Return the count of lines with the string "screenshot" in them, and nothing else.
------------
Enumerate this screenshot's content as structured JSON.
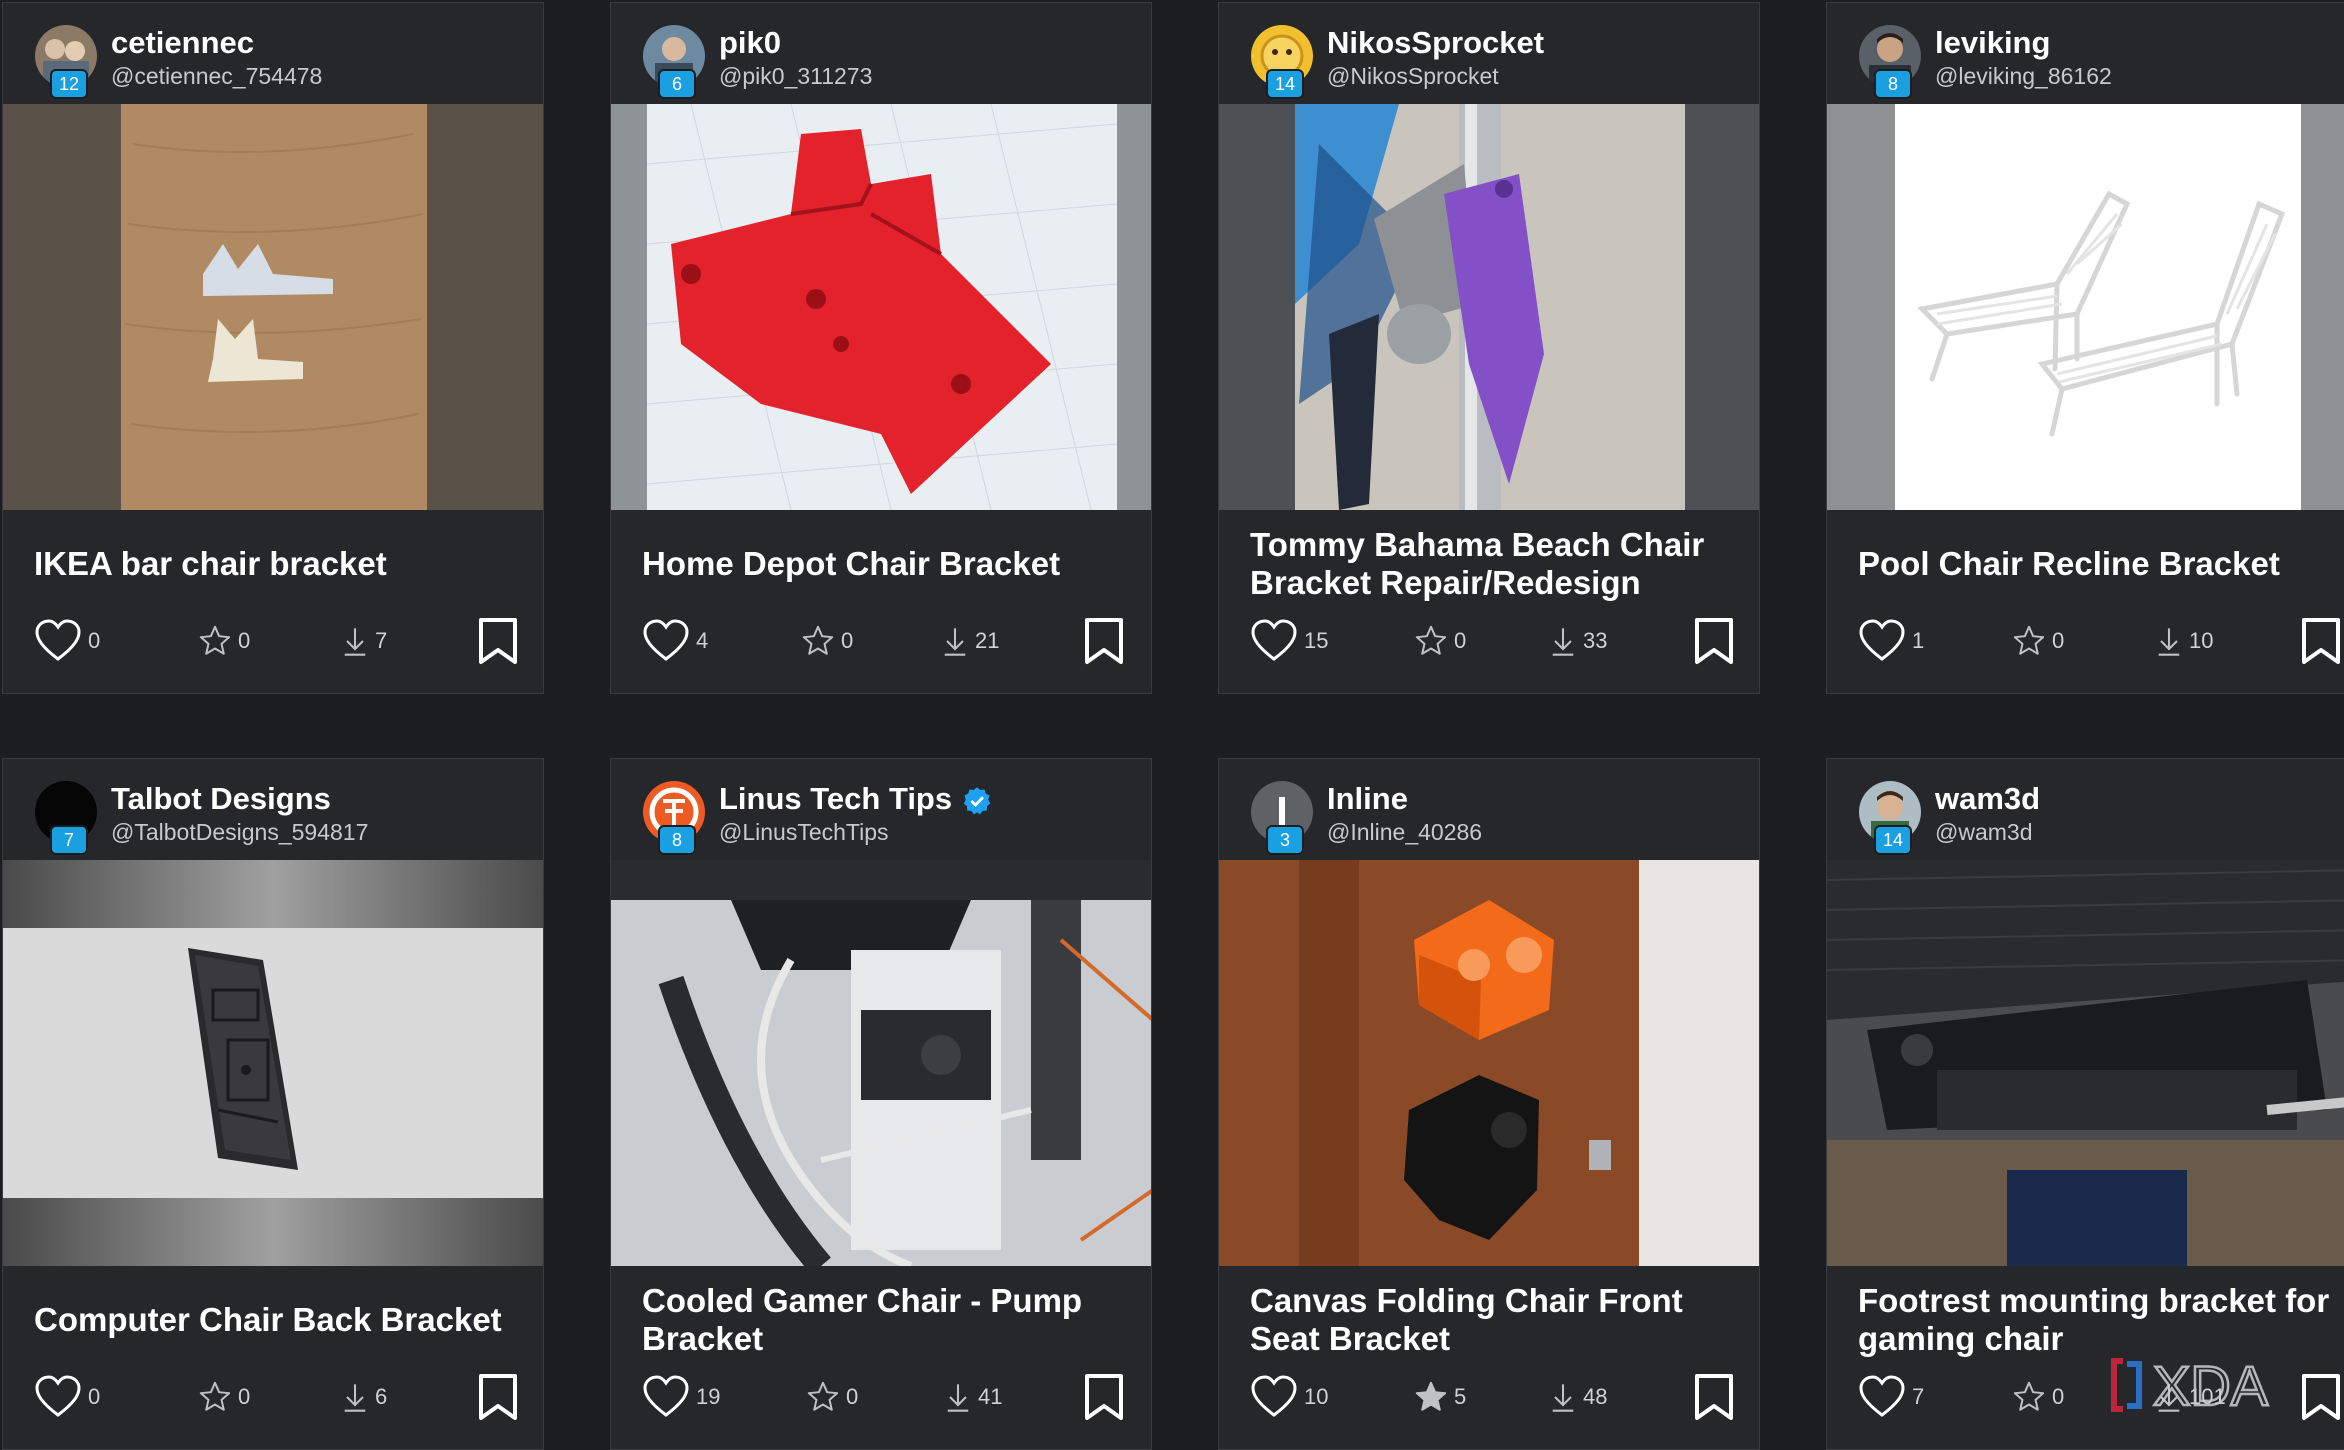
{
  "cards": [
    {
      "name": "cetiennec",
      "handle": "@cetiennec_754478",
      "level": "12",
      "title": "IKEA bar chair bracket",
      "likes": "0",
      "stars": "0",
      "downloads": "7",
      "star_filled": false,
      "verified": false
    },
    {
      "name": "pik0",
      "handle": "@pik0_311273",
      "level": "6",
      "title": "Home Depot Chair Bracket",
      "likes": "4",
      "stars": "0",
      "downloads": "21",
      "star_filled": false,
      "verified": false
    },
    {
      "name": "NikosSprocket",
      "handle": "@NikosSprocket",
      "level": "14",
      "title": "Tommy Bahama Beach Chair Bracket Repair/Redesign",
      "likes": "15",
      "stars": "0",
      "downloads": "33",
      "star_filled": false,
      "verified": false
    },
    {
      "name": "leviking",
      "handle": "@leviking_86162",
      "level": "8",
      "title": "Pool Chair Recline Bracket",
      "likes": "1",
      "stars": "0",
      "downloads": "10",
      "star_filled": false,
      "verified": false
    },
    {
      "name": "Talbot Designs",
      "handle": "@TalbotDesigns_594817",
      "level": "7",
      "title": "Computer Chair Back Bracket",
      "likes": "0",
      "stars": "0",
      "downloads": "6",
      "star_filled": false,
      "verified": false
    },
    {
      "name": "Linus Tech Tips",
      "handle": "@LinusTechTips",
      "level": "8",
      "title": "Cooled Gamer Chair - Pump Bracket",
      "likes": "19",
      "stars": "0",
      "downloads": "41",
      "star_filled": false,
      "verified": true
    },
    {
      "name": "Inline",
      "handle": "@Inline_40286",
      "level": "3",
      "title": "Canvas Folding Chair Front Seat Bracket",
      "likes": "10",
      "stars": "5",
      "downloads": "48",
      "star_filled": true,
      "verified": false
    },
    {
      "name": "wam3d",
      "handle": "@wam3d",
      "level": "14",
      "title": "Footrest mounting bracket for gaming chair",
      "likes": "7",
      "stars": "0",
      "downloads": "101",
      "star_filled": false,
      "verified": false
    }
  ],
  "icons": {
    "like": "heart-icon",
    "star": "star-icon",
    "download": "download-icon",
    "bookmark": "bookmark-icon",
    "verified": "verified-check-icon"
  },
  "colors": {
    "background": "#1c1d20",
    "card": "#26272b",
    "level_badge": "#1a9fe0",
    "verified": "#1da1f2"
  },
  "watermark": "XDA"
}
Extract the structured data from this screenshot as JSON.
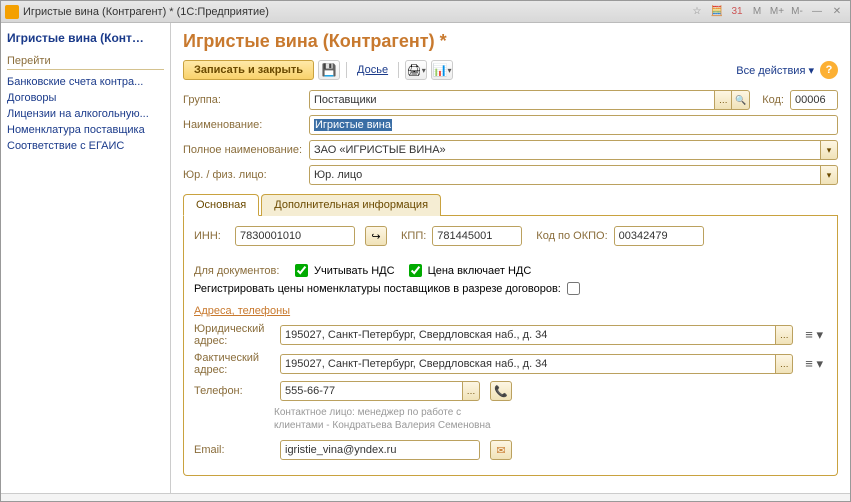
{
  "window": {
    "title": "Игристые вина (Контрагент) * (1С:Предприятие)",
    "controls": {
      "star": "☆",
      "calc": "🧮",
      "cal": "31",
      "m": "M",
      "mplus": "M+",
      "mminus": "M-",
      "min": "—",
      "close": "✕"
    }
  },
  "sidebar": {
    "title": "Игристые вина (Конт…",
    "section": "Перейти",
    "links": [
      "Банковские счета контра...",
      "Договоры",
      "Лицензии на алкогольную...",
      "Номенклатура поставщика",
      "Соответствие с ЕГАИС"
    ]
  },
  "page": {
    "title": "Игристые вина (Контрагент) *",
    "save_label": "Записать и закрыть",
    "dossier_label": "Досье",
    "all_actions_label": "Все действия ▾",
    "help": "?"
  },
  "fields": {
    "group_label": "Группа:",
    "group_value": "Поставщики",
    "code_label": "Код:",
    "code_value": "00006",
    "name_label": "Наименование:",
    "name_value": "Игристые вина",
    "fullname_label": "Полное наименование:",
    "fullname_value": "ЗАО «ИГРИСТЫЕ ВИНА»",
    "jurfiz_label": "Юр. / физ. лицо:",
    "jurfiz_value": "Юр. лицо"
  },
  "tabs": {
    "main": "Основная",
    "extra": "Дополнительная информация"
  },
  "tab_main": {
    "inn_label": "ИНН:",
    "inn_value": "7830001010",
    "kpp_label": "КПП:",
    "kpp_value": "781445001",
    "okpo_label": "Код по ОКПО:",
    "okpo_value": "00342479",
    "docs_label": "Для документов:",
    "vat_include_label": "Учитывать НДС",
    "vat_price_label": "Цена включает НДС",
    "reg_prices_label": "Регистрировать цены номенклатуры поставщиков в разрезе договоров:",
    "addr_section": "Адреса, телефоны",
    "legal_addr_label": "Юридический адрес:",
    "legal_addr_value": "195027, Санкт-Петербург, Свердловская наб., д. 34",
    "fact_addr_label": "Фактический адрес:",
    "fact_addr_value": "195027, Санкт-Петербург, Свердловская наб., д. 34",
    "phone_label": "Телефон:",
    "phone_value": "555-66-77",
    "contact_note": "Контактное лицо: менеджер по работе с клиентами - Кондратьева Валерия Семеновна",
    "email_label": "Email:",
    "email_value": "igristie_vina@yndex.ru"
  }
}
------------
SOLUTION TO THIS PROBLEM:
2